From existing documents and inscriptions, the differentiation of the language into Eastern and Western cannot be established before the first century B.C., if that early (see Charles, 1929, p. 24). The Aramaic portions of the book may have been revised in spellings and endings, in order to conform to the current usage, as late as the second century B.C. (see Leupold, 1949, p. 32).’

Jeffcoat, ‘The Linguistic Argument For The Date Of Daniel’, page 7, 2004

Despite the lack of such a formal distinction, scholars still recognise traits in Aramaic usage which suggest an ‘Eastern’ or ‘Western’ geographical context for a particular text:

’25) Koch also points out that the vocalization of the Aramaic of Daniel appears to be of Eastern type and the general context and royal figures point to the east. [See Koch’s book, page 47] Also the famous Aramaic scholar E. Y. Kutscher has shown that the Aramaic of Daniel points to an Eastern origin. [Kutscher, 400; cited by Hasel, (1981): 219 and (1986): 132] A Western origin would be required if the Maccabean thesis were correct. This factor alone strongly suggests that a Maccabean source for the book is in error.

#### YOUR OBJECTIVE
Rewrite the part of the passage on the date of Daniel that starts at "Jeffcoat, ‘The Linguistic" and ends at "is in error.", substituting "Mesopotamian" for "Eastern". The entries that follow this passage on the date of Daniel are not needed.

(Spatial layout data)
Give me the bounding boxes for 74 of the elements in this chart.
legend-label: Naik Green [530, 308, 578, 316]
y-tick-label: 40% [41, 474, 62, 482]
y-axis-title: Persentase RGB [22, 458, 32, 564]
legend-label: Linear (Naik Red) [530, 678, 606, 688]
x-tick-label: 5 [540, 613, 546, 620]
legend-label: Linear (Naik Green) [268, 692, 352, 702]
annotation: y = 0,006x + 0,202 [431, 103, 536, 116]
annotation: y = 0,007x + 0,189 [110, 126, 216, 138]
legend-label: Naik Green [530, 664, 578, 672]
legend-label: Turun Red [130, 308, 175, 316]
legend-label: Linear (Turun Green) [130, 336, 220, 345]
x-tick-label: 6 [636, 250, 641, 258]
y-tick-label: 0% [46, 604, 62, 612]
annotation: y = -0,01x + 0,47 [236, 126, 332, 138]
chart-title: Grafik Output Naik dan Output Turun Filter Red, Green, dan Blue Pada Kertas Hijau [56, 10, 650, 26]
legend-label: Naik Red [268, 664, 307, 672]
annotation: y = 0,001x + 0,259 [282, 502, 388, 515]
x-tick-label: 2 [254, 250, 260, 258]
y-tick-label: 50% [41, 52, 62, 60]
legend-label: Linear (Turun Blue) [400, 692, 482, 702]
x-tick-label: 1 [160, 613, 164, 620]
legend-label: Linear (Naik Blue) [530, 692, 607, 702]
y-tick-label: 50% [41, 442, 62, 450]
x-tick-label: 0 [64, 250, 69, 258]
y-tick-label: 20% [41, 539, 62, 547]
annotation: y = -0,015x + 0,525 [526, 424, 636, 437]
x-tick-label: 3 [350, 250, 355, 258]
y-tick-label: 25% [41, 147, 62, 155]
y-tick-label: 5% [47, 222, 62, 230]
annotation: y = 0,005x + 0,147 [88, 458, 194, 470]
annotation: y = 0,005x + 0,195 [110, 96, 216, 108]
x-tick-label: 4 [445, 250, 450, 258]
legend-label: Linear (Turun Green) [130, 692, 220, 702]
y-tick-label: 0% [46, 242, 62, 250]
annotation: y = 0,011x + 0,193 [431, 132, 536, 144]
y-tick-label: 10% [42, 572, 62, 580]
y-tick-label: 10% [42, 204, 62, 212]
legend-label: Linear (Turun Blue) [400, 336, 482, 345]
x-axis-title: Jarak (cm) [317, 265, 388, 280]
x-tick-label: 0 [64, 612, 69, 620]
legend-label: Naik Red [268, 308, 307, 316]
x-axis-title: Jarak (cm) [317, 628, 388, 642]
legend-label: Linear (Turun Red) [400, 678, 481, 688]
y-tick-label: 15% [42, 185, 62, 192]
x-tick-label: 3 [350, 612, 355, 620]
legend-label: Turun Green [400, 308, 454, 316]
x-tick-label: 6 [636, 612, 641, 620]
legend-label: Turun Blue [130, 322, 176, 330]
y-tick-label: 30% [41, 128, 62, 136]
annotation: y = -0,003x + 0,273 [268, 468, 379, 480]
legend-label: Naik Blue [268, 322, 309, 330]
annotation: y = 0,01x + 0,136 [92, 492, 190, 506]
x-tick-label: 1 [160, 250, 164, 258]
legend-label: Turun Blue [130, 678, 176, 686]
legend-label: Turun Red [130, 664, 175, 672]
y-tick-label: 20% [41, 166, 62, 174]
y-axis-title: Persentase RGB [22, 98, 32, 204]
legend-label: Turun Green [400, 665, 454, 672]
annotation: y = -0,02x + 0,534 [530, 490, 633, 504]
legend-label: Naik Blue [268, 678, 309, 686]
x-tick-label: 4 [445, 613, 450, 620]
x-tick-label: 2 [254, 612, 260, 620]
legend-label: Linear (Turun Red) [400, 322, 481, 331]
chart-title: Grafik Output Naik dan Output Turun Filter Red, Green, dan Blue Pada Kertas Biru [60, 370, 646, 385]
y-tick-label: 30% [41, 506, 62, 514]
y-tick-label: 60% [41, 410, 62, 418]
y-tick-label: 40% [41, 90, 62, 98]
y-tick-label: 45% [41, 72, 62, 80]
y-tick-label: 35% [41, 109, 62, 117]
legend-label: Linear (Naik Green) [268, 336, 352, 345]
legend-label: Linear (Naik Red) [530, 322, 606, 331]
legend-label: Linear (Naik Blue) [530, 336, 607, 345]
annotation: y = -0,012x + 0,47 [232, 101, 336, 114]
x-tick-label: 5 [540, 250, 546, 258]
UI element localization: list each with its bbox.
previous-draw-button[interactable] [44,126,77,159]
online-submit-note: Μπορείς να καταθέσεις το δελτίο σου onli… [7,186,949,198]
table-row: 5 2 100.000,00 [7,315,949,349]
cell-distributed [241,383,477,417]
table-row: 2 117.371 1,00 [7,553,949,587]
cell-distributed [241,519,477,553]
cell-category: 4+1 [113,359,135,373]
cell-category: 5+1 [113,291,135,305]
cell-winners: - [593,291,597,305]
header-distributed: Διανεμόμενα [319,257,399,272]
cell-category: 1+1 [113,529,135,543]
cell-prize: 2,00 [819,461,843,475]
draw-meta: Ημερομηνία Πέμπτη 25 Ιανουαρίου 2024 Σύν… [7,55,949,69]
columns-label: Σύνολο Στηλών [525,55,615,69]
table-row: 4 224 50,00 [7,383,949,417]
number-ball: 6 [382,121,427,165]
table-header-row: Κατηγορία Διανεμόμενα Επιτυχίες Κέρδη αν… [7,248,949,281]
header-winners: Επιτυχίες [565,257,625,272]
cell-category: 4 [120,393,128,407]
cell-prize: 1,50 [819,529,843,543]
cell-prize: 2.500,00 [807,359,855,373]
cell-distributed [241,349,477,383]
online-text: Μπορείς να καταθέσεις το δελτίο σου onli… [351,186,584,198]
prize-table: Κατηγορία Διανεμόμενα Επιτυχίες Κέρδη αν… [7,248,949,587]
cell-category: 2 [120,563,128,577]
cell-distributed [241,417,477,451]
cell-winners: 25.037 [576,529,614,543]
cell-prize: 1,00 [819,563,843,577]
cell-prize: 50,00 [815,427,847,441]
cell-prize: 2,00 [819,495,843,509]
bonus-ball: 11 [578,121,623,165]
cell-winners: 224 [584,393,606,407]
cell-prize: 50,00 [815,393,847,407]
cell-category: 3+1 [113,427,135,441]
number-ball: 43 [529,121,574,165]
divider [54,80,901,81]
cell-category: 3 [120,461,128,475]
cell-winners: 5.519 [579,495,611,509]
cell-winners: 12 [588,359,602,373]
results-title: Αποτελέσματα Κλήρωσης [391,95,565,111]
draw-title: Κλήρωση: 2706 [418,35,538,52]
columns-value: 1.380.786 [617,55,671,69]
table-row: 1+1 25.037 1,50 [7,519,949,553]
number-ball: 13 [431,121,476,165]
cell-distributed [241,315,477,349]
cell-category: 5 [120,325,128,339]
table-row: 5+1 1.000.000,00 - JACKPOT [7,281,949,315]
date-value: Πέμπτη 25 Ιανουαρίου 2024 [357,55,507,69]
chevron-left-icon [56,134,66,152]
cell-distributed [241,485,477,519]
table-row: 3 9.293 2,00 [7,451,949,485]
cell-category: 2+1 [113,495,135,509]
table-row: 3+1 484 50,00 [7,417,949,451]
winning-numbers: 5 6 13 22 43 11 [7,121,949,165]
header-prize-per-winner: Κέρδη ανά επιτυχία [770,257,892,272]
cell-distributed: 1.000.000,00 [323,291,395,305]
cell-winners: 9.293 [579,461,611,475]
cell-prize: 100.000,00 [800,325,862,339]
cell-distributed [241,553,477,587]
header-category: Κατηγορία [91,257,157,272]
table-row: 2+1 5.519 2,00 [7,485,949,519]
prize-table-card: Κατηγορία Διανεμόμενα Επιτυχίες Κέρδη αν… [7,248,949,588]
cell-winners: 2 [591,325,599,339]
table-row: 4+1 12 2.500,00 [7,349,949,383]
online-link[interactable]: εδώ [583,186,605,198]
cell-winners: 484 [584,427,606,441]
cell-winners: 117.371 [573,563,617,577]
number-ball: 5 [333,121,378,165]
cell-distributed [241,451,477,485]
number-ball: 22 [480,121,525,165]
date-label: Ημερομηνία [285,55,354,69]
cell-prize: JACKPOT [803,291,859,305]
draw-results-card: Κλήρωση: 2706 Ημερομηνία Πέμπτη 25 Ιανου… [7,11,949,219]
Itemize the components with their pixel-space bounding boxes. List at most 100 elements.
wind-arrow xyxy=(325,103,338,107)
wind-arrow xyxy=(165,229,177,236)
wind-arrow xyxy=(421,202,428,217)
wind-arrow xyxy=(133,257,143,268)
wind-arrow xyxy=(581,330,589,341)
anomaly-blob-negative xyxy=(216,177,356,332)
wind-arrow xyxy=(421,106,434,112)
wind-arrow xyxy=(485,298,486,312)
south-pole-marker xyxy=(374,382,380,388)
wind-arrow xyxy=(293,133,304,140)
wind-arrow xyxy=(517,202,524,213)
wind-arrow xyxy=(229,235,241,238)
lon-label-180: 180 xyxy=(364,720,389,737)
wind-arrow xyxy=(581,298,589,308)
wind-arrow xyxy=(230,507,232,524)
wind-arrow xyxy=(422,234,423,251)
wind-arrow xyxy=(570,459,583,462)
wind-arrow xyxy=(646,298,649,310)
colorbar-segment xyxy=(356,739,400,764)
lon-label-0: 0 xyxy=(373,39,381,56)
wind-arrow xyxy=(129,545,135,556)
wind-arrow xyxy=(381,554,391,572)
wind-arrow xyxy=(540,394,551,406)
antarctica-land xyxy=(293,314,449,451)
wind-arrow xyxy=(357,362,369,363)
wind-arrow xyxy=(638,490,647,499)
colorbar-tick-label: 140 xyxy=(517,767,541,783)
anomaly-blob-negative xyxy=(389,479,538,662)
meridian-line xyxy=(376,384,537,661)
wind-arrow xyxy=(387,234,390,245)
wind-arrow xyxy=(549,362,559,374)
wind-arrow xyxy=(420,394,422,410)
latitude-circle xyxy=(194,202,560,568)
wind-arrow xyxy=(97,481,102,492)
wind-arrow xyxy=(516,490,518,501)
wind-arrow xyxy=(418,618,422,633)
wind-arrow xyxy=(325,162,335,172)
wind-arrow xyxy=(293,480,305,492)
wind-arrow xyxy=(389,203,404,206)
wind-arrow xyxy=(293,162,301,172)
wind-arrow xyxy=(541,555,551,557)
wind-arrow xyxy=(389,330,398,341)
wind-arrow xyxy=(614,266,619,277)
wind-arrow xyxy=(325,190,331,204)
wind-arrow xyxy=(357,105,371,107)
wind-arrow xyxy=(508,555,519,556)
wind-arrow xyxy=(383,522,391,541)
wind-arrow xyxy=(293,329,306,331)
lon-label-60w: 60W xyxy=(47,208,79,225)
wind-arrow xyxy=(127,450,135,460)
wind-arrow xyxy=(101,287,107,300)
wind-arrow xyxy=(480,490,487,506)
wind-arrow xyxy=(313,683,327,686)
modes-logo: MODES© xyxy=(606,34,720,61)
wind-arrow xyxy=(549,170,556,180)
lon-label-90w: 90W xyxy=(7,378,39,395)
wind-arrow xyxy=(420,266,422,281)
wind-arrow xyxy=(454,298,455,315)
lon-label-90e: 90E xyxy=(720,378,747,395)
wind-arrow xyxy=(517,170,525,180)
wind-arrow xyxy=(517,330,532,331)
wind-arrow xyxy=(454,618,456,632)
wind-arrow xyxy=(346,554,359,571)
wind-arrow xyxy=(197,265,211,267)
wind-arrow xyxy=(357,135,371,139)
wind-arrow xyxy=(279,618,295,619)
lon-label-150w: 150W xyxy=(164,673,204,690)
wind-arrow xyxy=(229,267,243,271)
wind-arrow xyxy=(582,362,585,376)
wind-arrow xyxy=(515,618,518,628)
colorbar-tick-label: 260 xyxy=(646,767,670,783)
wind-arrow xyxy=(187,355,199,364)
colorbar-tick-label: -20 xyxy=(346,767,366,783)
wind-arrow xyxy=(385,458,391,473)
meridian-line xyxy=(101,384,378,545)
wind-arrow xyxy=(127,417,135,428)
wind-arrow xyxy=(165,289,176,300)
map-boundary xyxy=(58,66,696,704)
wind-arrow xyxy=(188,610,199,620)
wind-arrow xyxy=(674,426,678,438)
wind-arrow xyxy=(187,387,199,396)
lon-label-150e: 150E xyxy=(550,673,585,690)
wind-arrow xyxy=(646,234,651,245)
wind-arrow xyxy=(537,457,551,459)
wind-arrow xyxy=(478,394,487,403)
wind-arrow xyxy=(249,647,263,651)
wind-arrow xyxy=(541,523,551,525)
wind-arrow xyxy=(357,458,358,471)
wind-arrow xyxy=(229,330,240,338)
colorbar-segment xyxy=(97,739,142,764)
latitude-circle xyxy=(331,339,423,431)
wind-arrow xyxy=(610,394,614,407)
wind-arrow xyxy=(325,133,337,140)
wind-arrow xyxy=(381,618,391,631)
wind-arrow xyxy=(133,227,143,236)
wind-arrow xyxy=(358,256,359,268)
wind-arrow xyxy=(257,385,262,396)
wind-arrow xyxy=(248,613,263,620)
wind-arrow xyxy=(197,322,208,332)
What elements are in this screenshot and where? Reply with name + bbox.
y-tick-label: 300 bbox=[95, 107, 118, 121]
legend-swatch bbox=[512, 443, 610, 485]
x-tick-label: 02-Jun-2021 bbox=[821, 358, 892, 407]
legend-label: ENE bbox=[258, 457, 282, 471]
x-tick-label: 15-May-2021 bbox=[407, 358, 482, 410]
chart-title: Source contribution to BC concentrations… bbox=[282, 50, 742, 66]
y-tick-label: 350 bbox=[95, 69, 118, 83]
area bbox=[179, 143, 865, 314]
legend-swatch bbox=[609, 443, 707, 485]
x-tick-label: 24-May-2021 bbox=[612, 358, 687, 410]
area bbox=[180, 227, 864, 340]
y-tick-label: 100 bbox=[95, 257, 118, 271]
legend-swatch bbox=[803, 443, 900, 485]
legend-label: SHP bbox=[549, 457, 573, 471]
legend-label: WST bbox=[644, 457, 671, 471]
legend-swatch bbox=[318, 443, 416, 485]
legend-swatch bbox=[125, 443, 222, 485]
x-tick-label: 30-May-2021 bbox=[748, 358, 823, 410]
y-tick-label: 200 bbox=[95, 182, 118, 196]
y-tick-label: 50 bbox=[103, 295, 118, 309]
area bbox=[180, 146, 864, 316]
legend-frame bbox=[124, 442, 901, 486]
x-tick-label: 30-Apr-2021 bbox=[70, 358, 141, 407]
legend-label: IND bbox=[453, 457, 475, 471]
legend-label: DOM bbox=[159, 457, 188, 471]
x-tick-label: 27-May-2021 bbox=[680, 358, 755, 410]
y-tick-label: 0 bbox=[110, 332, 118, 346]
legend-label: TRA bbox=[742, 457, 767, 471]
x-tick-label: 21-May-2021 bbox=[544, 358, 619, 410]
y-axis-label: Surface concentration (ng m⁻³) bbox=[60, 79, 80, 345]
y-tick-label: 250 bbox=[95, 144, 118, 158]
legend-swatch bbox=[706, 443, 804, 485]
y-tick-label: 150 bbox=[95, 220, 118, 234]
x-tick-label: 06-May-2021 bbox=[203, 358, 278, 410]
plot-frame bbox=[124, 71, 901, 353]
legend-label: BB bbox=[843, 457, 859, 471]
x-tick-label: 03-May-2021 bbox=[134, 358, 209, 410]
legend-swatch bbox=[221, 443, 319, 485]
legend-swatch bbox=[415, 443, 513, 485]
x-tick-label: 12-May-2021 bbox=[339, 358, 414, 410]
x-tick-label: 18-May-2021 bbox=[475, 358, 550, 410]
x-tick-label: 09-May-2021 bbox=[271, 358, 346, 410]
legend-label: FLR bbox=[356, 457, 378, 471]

#### EXPECTED OUTPUT
Jeffcoat, ‘The Linguistic Argument For The Date Of Daniel’, page 7, 2004

Despite the lack of such a formal distinction, scholars still recognise traits in Aramaic usage which suggest an ‘Mesopotamian’ or ‘Western’ geographical context for a particular text:

’25) Koch also points out that the vocalization of the Aramaic of Daniel appears to be of Mesopotamian type and the general context and royal figures point to the east. [See Koch’s book, page 47] Also the famous Aramaic scholar E. Y. Kutscher has shown that the Aramaic of Daniel points to an Mesopotamian origin. [Kutscher, 400; cited by Hasel, (1981): 219 and (1986): 132] A Western origin would be required if the Maccabean thesis were correct. This factor alone strongly suggests that a Maccabean source for the book is in error.